▸ JOB
Copy out every line that contains "your".

▸ LISTING

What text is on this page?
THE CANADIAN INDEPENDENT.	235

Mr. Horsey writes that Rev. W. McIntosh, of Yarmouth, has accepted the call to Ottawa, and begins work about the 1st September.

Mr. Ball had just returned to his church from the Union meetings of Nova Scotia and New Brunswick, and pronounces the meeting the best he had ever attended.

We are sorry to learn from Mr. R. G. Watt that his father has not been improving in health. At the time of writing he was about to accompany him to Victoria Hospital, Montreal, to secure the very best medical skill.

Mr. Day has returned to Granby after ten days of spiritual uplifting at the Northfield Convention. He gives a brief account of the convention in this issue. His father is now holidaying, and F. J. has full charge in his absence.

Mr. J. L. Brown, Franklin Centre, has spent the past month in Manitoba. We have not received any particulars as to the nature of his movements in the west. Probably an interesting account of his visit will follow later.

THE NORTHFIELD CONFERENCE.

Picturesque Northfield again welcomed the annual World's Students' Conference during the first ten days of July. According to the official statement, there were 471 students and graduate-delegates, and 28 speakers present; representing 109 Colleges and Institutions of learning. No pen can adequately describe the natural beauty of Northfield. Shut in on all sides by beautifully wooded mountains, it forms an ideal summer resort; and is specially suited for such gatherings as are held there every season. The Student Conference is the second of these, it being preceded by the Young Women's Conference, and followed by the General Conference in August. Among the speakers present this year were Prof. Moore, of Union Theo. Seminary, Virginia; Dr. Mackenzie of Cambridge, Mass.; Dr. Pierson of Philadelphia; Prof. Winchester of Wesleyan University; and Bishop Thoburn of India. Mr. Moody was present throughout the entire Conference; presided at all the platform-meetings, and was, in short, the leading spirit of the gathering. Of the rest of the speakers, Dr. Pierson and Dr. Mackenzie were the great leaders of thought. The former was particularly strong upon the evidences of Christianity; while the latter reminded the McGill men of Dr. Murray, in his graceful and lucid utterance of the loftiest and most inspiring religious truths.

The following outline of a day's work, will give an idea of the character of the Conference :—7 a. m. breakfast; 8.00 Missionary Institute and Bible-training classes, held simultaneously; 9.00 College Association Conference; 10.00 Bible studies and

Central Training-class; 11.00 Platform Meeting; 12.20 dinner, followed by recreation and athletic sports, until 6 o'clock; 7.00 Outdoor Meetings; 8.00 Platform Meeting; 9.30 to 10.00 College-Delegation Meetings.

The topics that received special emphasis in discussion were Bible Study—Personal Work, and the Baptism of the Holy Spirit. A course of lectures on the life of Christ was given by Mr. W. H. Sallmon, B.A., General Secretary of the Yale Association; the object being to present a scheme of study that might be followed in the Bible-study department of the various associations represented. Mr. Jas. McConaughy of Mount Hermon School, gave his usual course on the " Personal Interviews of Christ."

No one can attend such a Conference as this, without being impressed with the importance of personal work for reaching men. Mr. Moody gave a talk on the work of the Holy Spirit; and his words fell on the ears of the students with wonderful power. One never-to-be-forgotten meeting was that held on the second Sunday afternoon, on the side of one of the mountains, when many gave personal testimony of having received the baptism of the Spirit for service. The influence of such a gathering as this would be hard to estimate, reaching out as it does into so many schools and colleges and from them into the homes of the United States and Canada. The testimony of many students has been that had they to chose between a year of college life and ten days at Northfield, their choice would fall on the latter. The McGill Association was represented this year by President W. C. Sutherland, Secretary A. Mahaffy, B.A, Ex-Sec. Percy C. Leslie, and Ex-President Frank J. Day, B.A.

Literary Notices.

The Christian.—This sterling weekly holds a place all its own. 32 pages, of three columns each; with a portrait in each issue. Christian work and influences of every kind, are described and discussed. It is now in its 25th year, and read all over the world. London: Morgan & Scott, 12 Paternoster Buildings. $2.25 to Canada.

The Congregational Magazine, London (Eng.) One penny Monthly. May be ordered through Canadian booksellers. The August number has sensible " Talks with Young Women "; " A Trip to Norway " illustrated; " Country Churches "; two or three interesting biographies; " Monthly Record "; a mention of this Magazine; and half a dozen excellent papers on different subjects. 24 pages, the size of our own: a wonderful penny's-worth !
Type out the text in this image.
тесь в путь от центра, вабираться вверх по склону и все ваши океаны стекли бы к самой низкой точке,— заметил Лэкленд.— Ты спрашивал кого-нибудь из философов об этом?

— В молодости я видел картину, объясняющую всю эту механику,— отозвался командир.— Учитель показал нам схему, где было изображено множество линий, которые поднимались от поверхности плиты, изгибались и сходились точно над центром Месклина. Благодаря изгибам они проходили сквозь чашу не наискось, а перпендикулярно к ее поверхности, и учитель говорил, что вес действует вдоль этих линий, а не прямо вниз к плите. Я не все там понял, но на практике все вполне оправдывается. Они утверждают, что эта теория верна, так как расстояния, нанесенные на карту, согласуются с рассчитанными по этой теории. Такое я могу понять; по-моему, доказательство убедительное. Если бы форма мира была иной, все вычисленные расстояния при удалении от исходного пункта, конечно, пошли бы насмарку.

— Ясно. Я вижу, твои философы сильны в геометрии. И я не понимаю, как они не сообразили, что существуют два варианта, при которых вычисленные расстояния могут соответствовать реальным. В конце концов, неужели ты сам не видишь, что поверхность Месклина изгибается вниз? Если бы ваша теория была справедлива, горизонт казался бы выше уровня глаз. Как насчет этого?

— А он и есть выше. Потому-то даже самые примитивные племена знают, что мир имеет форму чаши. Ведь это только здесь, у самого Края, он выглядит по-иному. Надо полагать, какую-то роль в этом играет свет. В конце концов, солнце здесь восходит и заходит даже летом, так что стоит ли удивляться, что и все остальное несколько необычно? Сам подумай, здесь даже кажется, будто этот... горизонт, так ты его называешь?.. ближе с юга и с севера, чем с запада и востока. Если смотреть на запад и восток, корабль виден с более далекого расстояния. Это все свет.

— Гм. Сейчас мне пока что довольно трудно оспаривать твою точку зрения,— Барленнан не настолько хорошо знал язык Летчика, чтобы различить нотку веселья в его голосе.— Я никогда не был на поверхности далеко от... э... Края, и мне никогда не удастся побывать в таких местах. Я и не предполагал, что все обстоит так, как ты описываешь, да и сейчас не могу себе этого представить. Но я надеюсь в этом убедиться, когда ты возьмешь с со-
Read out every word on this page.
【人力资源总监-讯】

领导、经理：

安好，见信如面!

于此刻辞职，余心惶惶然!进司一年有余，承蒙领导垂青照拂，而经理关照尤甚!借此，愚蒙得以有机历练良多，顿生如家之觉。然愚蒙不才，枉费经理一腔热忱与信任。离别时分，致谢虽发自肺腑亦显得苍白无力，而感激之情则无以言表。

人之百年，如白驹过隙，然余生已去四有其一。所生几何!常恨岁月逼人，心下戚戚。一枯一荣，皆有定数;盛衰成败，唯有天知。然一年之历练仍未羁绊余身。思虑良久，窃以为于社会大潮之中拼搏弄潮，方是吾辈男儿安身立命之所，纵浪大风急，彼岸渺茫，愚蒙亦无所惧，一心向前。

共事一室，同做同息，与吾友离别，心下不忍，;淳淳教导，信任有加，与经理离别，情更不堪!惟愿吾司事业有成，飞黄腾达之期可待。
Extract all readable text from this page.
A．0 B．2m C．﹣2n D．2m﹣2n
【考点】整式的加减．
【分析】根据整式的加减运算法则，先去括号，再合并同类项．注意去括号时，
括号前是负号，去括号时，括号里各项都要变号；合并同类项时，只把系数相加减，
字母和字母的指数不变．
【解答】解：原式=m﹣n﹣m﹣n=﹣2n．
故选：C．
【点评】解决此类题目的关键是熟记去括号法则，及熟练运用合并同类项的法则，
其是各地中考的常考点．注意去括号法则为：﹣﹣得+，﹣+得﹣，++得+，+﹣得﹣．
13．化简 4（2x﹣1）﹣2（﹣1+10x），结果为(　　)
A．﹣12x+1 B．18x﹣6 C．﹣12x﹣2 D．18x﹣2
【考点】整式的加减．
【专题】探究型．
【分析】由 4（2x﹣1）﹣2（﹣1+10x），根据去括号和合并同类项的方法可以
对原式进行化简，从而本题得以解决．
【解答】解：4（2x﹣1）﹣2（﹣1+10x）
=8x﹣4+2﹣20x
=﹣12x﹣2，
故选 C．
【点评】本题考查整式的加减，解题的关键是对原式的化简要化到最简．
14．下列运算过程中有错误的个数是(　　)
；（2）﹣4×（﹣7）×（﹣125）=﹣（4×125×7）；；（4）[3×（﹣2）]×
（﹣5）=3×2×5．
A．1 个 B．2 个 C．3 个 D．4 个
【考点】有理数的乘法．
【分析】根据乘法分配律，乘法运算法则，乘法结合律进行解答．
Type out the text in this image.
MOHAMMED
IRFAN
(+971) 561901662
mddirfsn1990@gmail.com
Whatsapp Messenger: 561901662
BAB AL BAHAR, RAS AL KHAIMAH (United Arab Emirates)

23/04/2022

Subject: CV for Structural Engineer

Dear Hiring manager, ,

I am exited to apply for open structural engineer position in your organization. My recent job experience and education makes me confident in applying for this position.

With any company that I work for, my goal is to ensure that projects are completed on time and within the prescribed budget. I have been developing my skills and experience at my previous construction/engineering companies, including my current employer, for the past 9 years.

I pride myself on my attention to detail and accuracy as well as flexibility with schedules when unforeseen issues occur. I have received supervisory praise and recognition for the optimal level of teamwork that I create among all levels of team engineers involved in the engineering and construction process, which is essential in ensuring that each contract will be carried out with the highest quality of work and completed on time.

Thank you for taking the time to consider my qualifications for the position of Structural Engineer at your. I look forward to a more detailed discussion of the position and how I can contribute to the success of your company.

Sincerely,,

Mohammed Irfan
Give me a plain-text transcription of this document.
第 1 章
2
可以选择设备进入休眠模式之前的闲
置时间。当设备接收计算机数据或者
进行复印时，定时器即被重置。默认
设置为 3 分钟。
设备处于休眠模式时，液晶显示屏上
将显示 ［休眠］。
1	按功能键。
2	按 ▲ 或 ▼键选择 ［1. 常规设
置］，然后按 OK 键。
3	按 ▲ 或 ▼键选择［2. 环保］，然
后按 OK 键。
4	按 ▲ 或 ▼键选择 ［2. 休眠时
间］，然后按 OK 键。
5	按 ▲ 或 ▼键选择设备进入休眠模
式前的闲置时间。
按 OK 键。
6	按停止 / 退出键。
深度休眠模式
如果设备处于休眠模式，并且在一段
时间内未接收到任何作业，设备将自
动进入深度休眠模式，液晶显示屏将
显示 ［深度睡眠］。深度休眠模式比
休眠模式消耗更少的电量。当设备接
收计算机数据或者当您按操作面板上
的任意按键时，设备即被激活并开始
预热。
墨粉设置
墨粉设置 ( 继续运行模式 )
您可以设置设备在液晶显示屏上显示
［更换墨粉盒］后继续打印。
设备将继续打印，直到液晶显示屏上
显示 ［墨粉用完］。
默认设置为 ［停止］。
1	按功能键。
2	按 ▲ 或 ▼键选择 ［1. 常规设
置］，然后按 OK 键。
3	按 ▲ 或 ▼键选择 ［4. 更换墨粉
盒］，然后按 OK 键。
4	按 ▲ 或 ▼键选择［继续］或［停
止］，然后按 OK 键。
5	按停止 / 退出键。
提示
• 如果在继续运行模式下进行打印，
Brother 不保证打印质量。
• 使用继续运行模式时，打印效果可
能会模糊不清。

▸ THE RESPONSE
I am exited to apply for open structural engineer position in your organization. My recent job experience and education makes me confident in applying for this position.
Thank you for taking the time to consider my qualifications for the position of Structural Engineer at your. I look forward to a more detailed discussion of the position and how I can contribute to the success of your company.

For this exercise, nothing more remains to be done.